• INSTRUCTIONS FOR THE TASK:
Extract the full set of records, then give each one again exactly.

• DATA FOR THIS EXERCISE:
>>>

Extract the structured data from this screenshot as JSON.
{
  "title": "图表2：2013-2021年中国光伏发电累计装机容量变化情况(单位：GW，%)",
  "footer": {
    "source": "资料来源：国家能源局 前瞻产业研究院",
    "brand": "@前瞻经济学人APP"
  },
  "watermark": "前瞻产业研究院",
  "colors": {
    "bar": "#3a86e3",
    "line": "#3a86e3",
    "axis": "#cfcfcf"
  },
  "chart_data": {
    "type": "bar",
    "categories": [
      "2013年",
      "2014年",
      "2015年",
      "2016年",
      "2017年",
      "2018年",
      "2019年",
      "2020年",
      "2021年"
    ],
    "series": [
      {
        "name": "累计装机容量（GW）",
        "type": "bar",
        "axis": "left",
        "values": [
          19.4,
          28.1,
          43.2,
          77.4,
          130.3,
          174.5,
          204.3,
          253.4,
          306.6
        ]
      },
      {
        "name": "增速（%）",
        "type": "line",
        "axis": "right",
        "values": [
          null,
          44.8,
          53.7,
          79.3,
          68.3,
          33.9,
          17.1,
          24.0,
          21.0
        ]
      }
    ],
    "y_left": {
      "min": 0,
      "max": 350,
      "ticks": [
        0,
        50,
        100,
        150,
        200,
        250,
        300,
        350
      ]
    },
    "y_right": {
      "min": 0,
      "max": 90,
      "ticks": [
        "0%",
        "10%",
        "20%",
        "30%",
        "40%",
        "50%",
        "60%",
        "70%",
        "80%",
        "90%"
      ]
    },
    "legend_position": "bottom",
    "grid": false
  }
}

<<<

• SOLUTION BELOW:
Extract the structured data from this screenshot as JSON.
{
  "title": "图表2：2013-2021年中国光伏发电累计装机容量变化情况(单位：GW，%)",
  "footer": {
    "source": "资料来源：国家能源局 前瞻产业研究院",
    "brand": "@前瞻经济学人APP"
  },
  "watermark": "前瞻产业研究院",
  "colors": {
    "bar": "#3a86e3",
    "line": "#3a86e3",
    "axis": "#cfcfcf"
  },
  "chart_data": {
    "type": "bar",
    "categories": [
      "2013年",
      "2014年",
      "2015年",
      "2016年",
      "2017年",
      "2018年",
      "2019年",
      "2020年",
      "2021年"
    ],
    "series": [
      {
        "name": "累计装机容量（GW）",
        "type": "bar",
        "axis": "left",
        "values": [
          19.4,
          28.1,
          43.2,
          77.4,
          130.3,
          174.5,
          204.3,
          253.4,
          306.6
        ]
      },
      {
        "name": "增速（%）",
        "type": "line",
        "axis": "right",
        "values": [
          null,
          44.8,
          53.7,
          79.3,
          68.3,
          33.9,
          17.1,
          24.0,
          21.0
        ]
      }
    ],
    "y_left": {
      "min": 0,
      "max": 350,
      "ticks": [
        0,
        50,
        100,
        150,
        200,
        250,
        300,
        350
      ]
    },
    "y_right": {
      "min": 0,
      "max": 90,
      "ticks": [
        "0%",
        "10%",
        "20%",
        "30%",
        "40%",
        "50%",
        "60%",
        "70%",
        "80%",
        "90%"
      ]
    },
    "legend_position": "bottom",
    "grid": false
  }
}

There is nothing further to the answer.